◆ DATA ENTRIES
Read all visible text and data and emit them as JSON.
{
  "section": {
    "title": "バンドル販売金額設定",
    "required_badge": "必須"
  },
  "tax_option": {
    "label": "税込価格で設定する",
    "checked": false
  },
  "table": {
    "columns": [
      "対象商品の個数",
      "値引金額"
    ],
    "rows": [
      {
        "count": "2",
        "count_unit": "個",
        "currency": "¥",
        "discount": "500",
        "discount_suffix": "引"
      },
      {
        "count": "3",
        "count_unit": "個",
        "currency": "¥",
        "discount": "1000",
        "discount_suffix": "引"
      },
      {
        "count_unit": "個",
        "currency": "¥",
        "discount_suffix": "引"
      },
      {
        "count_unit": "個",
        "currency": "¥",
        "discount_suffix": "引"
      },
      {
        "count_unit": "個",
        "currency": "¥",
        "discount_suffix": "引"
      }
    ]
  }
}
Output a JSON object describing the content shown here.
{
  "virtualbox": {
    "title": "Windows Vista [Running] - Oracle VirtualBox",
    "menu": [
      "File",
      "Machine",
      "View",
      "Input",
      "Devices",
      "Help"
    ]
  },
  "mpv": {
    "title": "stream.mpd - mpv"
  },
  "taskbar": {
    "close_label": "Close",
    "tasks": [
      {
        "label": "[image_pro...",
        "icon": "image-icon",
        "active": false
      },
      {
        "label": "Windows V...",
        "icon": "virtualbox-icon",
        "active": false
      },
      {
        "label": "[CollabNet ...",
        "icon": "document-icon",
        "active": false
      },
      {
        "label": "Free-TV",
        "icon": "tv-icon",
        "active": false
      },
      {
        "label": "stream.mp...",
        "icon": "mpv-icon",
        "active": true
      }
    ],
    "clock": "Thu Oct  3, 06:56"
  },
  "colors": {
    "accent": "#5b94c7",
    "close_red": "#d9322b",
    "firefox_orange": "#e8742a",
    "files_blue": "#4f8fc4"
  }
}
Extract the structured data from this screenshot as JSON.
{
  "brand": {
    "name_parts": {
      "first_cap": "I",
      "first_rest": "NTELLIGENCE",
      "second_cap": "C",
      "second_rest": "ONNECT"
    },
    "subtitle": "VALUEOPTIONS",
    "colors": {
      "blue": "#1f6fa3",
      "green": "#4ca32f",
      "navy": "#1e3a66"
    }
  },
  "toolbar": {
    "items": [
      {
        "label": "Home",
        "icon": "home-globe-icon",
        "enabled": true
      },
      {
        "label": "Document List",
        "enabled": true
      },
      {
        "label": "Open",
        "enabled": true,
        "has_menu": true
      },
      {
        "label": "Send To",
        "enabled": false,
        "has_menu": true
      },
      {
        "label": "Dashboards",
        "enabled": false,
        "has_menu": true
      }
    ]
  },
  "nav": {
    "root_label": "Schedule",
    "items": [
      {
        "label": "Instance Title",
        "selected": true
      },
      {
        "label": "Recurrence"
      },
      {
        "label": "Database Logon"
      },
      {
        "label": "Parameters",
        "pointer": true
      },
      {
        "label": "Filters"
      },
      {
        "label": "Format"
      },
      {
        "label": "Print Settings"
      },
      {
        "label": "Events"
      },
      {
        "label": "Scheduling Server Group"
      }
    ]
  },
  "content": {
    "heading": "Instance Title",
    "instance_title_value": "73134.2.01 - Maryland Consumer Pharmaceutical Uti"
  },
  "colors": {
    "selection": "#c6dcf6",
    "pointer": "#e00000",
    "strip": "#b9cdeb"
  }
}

◆ TASK STATEMENT
Give all the entries again exactly; leave none out.

◆ CORRECT RESULT
Read all visible text and data and emit them as JSON.
{
  "section": {
    "title": "バンドル販売金額設定",
    "required_badge": "必須"
  },
  "tax_option": {
    "label": "税込価格で設定する",
    "checked": false
  },
  "table": {
    "columns": [
      "対象商品の個数",
      "値引金額"
    ],
    "rows": [
      {
        "count": "2",
        "count_unit": "個",
        "currency": "¥",
        "discount": "500",
        "discount_suffix": "引"
      },
      {
        "count": "3",
        "count_unit": "個",
        "currency": "¥",
        "discount": "1000",
        "discount_suffix": "引"
      },
      {
        "count_unit": "個",
        "currency": "¥",
        "discount_suffix": "引"
      },
      {
        "count_unit": "個",
        "currency": "¥",
        "discount_suffix": "引"
      },
      {
        "count_unit": "個",
        "currency": "¥",
        "discount_suffix": "引"
      }
    ]
  }
}
Output a JSON object describing the content shown here.
{
  "virtualbox": {
    "title": "Windows Vista [Running] - Oracle VirtualBox",
    "menu": [
      "File",
      "Machine",
      "View",
      "Input",
      "Devices",
      "Help"
    ]
  },
  "mpv": {
    "title": "stream.mpd - mpv"
  },
  "taskbar": {
    "close_label": "Close",
    "tasks": [
      {
        "label": "[image_pro...",
        "icon": "image-icon",
        "active": false
      },
      {
        "label": "Windows V...",
        "icon": "virtualbox-icon",
        "active": false
      },
      {
        "label": "[CollabNet ...",
        "icon": "document-icon",
        "active": false
      },
      {
        "label": "Free-TV",
        "icon": "tv-icon",
        "active": false
      },
      {
        "label": "stream.mp...",
        "icon": "mpv-icon",
        "active": true
      }
    ],
    "clock": "Thu Oct  3, 06:56"
  },
  "colors": {
    "accent": "#5b94c7",
    "close_red": "#d9322b",
    "firefox_orange": "#e8742a",
    "files_blue": "#4f8fc4"
  }
}
Extract the structured data from this screenshot as JSON.
{
  "brand": {
    "name_parts": {
      "first_cap": "I",
      "first_rest": "NTELLIGENCE",
      "second_cap": "C",
      "second_rest": "ONNECT"
    },
    "subtitle": "VALUEOPTIONS",
    "colors": {
      "blue": "#1f6fa3",
      "green": "#4ca32f",
      "navy": "#1e3a66"
    }
  },
  "toolbar": {
    "items": [
      {
        "label": "Home",
        "icon": "home-globe-icon",
        "enabled": true
      },
      {
        "label": "Document List",
        "enabled": true
      },
      {
        "label": "Open",
        "enabled": true,
        "has_menu": true
      },
      {
        "label": "Send To",
        "enabled": false,
        "has_menu": true
      },
      {
        "label": "Dashboards",
        "enabled": false,
        "has_menu": true
      }
    ]
  },
  "nav": {
    "root_label": "Schedule",
    "items": [
      {
        "label": "Instance Title",
        "selected": true
      },
      {
        "label": "Recurrence"
      },
      {
        "label": "Database Logon"
      },
      {
        "label": "Parameters",
        "pointer": true
      },
      {
        "label": "Filters"
      },
      {
        "label": "Format"
      },
      {
        "label": "Print Settings"
      },
      {
        "label": "Events"
      },
      {
        "label": "Scheduling Server Group"
      }
    ]
  },
  "content": {
    "heading": "Instance Title",
    "instance_title_value": "73134.2.01 - Maryland Consumer Pharmaceutical Uti"
  },
  "colors": {
    "selection": "#c6dcf6",
    "pointer": "#e00000",
    "strip": "#b9cdeb"
  }
}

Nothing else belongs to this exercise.